Extracts from a graphics dataset

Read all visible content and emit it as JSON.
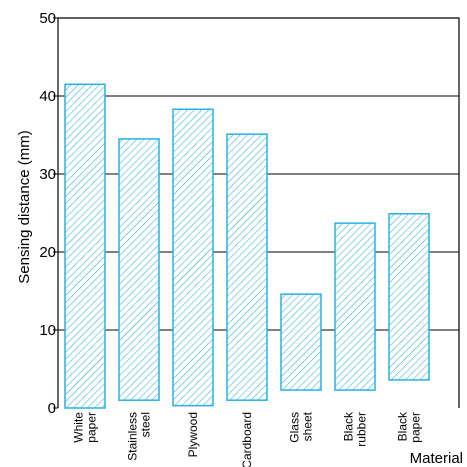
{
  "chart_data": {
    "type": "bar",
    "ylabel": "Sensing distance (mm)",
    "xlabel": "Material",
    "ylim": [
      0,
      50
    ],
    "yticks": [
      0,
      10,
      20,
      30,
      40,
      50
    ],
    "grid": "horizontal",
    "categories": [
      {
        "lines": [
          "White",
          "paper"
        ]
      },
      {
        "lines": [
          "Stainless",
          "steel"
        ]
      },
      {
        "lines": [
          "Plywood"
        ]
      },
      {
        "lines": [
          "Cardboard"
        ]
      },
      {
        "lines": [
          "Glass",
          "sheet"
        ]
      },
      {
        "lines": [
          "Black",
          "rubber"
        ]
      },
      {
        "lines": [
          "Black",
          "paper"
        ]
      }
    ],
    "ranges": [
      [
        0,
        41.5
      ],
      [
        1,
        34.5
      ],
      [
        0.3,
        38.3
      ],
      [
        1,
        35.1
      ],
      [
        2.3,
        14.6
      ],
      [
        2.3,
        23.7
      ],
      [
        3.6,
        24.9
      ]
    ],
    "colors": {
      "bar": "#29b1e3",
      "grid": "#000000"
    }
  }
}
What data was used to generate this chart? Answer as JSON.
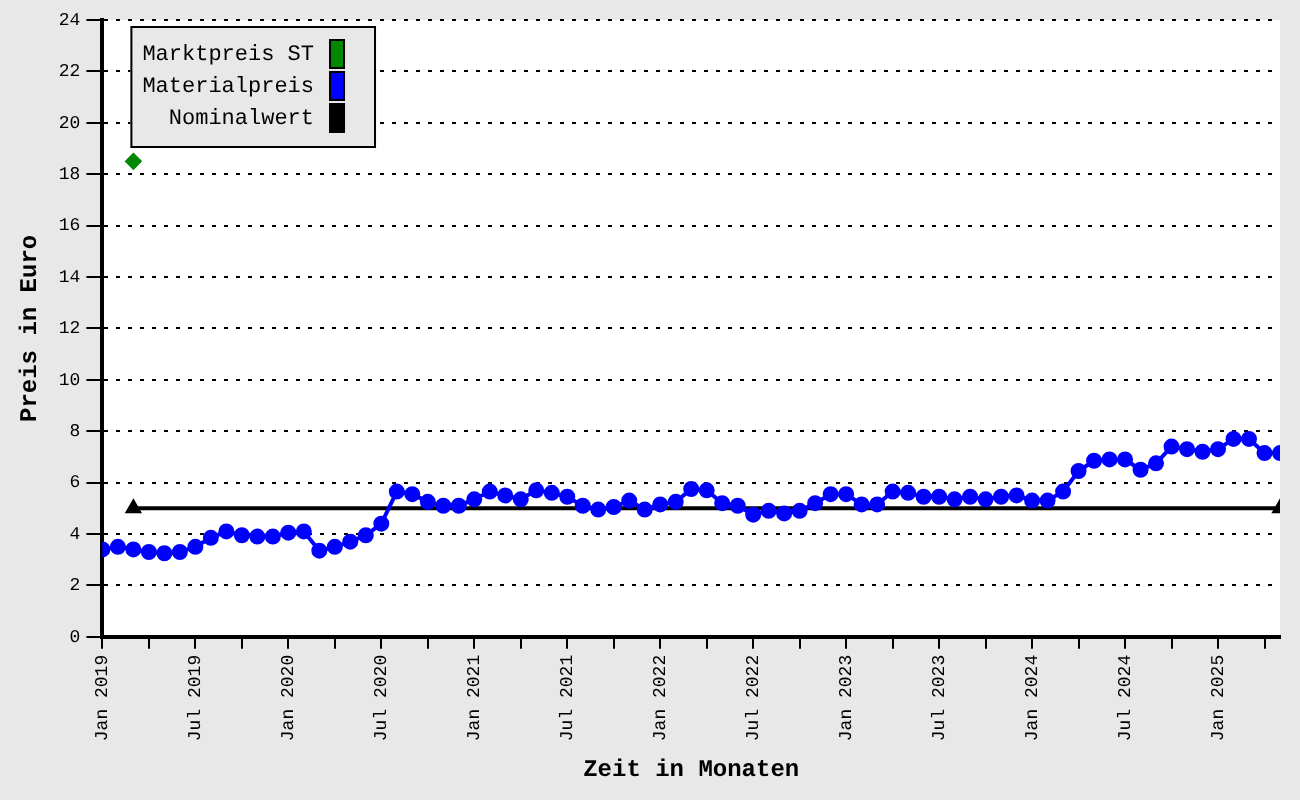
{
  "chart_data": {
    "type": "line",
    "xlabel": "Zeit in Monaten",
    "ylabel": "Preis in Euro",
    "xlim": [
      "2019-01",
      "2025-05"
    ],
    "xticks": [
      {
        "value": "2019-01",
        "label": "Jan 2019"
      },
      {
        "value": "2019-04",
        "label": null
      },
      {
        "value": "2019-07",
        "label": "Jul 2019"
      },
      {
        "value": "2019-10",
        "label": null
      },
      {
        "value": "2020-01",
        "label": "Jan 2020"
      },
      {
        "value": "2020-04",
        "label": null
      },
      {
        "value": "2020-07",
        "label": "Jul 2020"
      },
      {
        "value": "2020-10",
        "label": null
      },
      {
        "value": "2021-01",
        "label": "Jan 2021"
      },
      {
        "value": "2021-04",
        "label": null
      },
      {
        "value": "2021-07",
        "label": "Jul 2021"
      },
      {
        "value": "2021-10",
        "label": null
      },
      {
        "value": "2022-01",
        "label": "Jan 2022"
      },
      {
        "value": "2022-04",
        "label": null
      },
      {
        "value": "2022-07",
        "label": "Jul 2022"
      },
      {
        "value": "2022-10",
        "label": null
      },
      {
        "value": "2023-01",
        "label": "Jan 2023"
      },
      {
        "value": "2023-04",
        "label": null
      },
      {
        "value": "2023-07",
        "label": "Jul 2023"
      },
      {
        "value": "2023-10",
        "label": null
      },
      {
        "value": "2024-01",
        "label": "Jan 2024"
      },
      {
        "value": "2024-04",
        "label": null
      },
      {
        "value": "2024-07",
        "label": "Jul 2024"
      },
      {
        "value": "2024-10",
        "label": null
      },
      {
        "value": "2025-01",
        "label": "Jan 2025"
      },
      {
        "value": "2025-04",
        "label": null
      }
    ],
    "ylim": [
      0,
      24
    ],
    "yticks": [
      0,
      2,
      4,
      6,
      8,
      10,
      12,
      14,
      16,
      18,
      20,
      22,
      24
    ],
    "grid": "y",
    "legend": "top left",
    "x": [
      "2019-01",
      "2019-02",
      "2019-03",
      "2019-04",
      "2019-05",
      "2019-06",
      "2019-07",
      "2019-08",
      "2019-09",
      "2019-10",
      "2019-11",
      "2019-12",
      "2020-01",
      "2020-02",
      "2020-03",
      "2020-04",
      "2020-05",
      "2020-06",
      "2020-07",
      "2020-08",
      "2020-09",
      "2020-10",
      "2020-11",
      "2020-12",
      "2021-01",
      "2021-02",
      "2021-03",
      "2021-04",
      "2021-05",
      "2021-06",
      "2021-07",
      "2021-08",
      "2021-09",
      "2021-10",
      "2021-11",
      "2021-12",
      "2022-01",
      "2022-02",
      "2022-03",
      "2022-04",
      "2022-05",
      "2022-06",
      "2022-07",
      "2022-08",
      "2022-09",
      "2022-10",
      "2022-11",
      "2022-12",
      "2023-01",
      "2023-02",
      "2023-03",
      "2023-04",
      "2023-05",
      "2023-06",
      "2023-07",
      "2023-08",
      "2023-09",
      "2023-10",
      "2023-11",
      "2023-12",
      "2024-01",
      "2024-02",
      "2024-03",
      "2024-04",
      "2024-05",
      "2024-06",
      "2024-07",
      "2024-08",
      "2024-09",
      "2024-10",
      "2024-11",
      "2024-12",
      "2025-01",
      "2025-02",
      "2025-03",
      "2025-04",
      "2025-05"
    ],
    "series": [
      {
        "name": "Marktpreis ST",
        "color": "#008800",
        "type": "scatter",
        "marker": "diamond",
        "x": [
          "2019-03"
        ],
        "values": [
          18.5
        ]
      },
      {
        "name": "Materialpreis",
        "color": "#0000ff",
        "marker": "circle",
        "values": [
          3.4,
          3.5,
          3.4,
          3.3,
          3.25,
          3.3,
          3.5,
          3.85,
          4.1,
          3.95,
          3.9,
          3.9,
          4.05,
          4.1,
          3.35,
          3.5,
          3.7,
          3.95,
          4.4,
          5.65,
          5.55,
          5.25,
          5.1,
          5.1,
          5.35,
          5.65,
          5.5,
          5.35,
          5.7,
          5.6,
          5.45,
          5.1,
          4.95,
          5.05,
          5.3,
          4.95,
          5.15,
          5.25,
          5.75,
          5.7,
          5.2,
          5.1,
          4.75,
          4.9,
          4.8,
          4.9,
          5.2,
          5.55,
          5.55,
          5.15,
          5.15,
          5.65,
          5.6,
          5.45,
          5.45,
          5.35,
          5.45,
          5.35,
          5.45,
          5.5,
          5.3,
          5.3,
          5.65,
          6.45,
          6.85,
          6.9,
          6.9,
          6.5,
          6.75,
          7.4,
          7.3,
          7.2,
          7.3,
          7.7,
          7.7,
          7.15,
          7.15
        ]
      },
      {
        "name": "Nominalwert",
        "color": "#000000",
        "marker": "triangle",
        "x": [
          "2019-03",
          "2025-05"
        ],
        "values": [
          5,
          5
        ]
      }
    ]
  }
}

==

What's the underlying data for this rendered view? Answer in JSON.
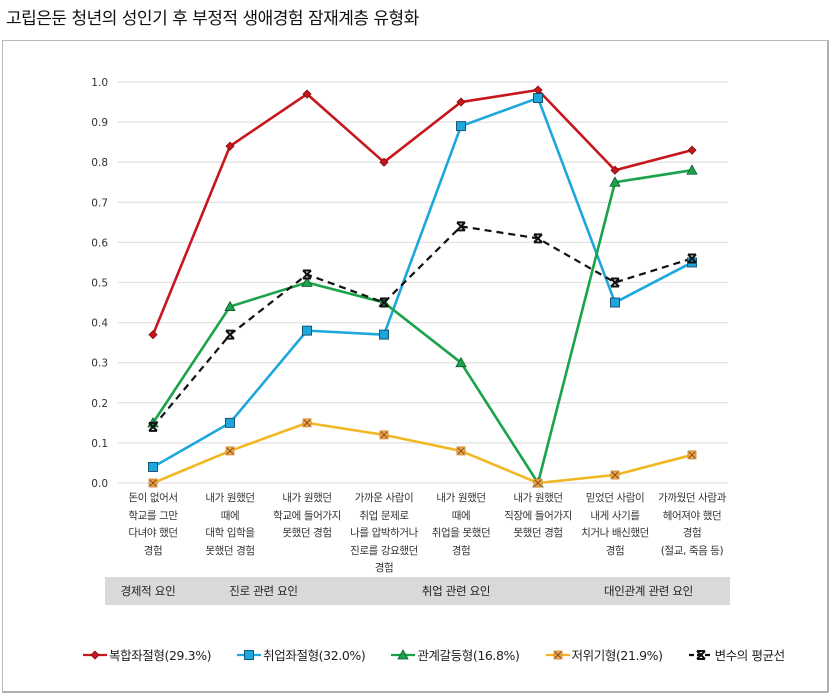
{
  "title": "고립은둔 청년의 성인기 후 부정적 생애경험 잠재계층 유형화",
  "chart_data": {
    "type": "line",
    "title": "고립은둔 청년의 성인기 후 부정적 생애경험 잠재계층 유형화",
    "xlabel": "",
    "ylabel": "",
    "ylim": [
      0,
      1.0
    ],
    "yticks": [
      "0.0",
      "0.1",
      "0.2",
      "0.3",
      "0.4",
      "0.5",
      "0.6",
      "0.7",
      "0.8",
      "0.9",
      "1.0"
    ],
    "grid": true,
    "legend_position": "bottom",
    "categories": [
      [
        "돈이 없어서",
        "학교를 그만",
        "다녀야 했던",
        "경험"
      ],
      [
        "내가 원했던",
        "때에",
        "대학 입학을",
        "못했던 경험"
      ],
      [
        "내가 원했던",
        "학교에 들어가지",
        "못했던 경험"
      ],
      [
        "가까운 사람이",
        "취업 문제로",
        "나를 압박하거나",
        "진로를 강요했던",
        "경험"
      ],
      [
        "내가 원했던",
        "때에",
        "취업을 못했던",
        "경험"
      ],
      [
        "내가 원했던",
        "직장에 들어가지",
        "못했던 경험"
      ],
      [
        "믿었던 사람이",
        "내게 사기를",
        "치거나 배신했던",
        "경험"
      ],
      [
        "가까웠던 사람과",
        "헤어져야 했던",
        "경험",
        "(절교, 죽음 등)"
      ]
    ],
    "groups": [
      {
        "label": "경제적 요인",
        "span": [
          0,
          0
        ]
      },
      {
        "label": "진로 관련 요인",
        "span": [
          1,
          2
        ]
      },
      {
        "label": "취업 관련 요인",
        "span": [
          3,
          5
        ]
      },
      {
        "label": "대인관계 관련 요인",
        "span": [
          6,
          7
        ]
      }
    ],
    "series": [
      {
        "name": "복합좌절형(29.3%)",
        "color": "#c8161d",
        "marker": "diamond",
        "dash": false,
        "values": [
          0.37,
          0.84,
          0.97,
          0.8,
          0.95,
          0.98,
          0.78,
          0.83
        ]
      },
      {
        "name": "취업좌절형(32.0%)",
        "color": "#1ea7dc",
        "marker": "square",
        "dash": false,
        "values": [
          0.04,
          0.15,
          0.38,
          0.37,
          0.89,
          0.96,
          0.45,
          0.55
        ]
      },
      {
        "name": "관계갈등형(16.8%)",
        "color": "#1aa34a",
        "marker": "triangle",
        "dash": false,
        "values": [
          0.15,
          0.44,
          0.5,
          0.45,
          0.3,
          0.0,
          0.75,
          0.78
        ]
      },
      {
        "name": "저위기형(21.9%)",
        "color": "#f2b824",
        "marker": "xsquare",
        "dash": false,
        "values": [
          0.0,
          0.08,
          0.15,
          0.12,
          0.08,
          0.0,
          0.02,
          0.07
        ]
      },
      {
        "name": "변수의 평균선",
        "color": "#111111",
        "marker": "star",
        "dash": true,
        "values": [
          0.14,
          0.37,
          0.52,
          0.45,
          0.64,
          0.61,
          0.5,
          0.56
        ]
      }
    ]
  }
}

## Exercise details
Count every line in the data where the string "Answer" occurs. Give nothing except the number.

## Output for this task
2